*The exercise*. The listing below must be repeated word for word, with its images excluded.

*Given records*.

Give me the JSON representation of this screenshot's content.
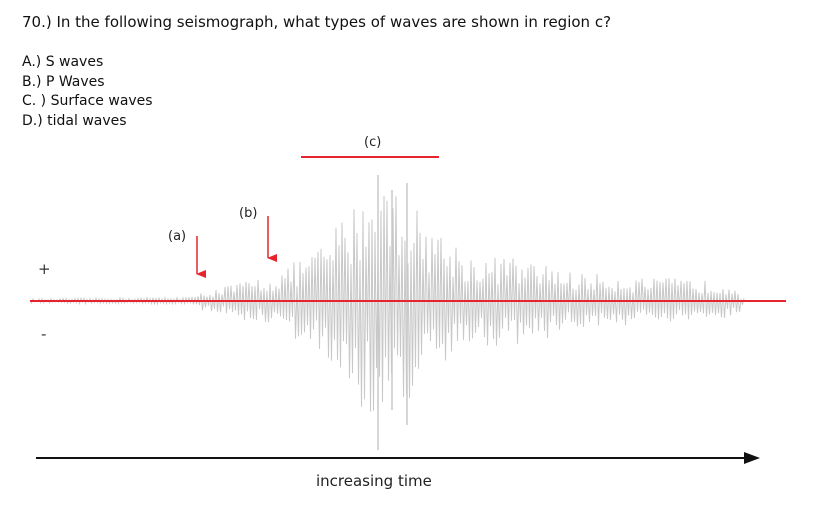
{
  "question": "70.) In the following seismograph, what types of waves are shown in region c?",
  "options": [
    "A.) S waves",
    "B.) P Waves",
    "C. ) Surface waves",
    "D.) tidal waves"
  ],
  "diagram": {
    "labels": {
      "a": "(a)",
      "b": "(b)",
      "c": "(c)"
    },
    "plus_sign": "+",
    "minus_sign": "-",
    "axis_label": "increasing time",
    "colors": {
      "marker": "#e5242b",
      "trace": "#c8c8c8",
      "axis": "#111111"
    }
  }
}
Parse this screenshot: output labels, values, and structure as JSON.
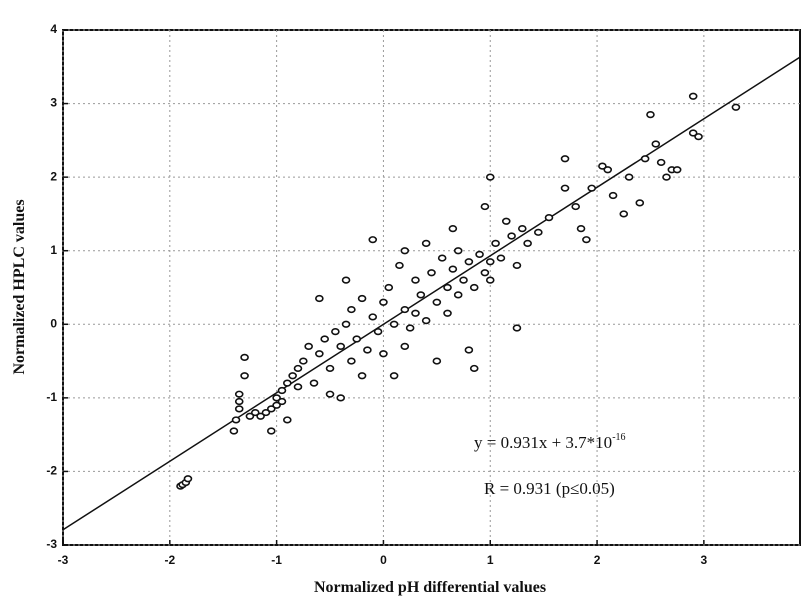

*Output of the task*.
Give me the JSON representation of this screenshot's content.
{
  "question": "70.) In the following seismograph, what types of waves are shown in region c?",
  "options": [
    "A.) S waves",
    "B.) P Waves",
    "C. ) Surface waves",
    "D.) tidal waves"
  ],
  "diagram": {
    "labels": {
      "a": "(a)",
      "b": "(b)",
      "c": "(c)"
    },
    "plus_sign": "+",
    "minus_sign": "-",
    "axis_label": "increasing time",
    "colors": {
      "marker": "#e5242b",
      "trace": "#c8c8c8",
      "axis": "#111111"
    }
  }
}
Parse this screenshot: output labels, values, and structure as JSON.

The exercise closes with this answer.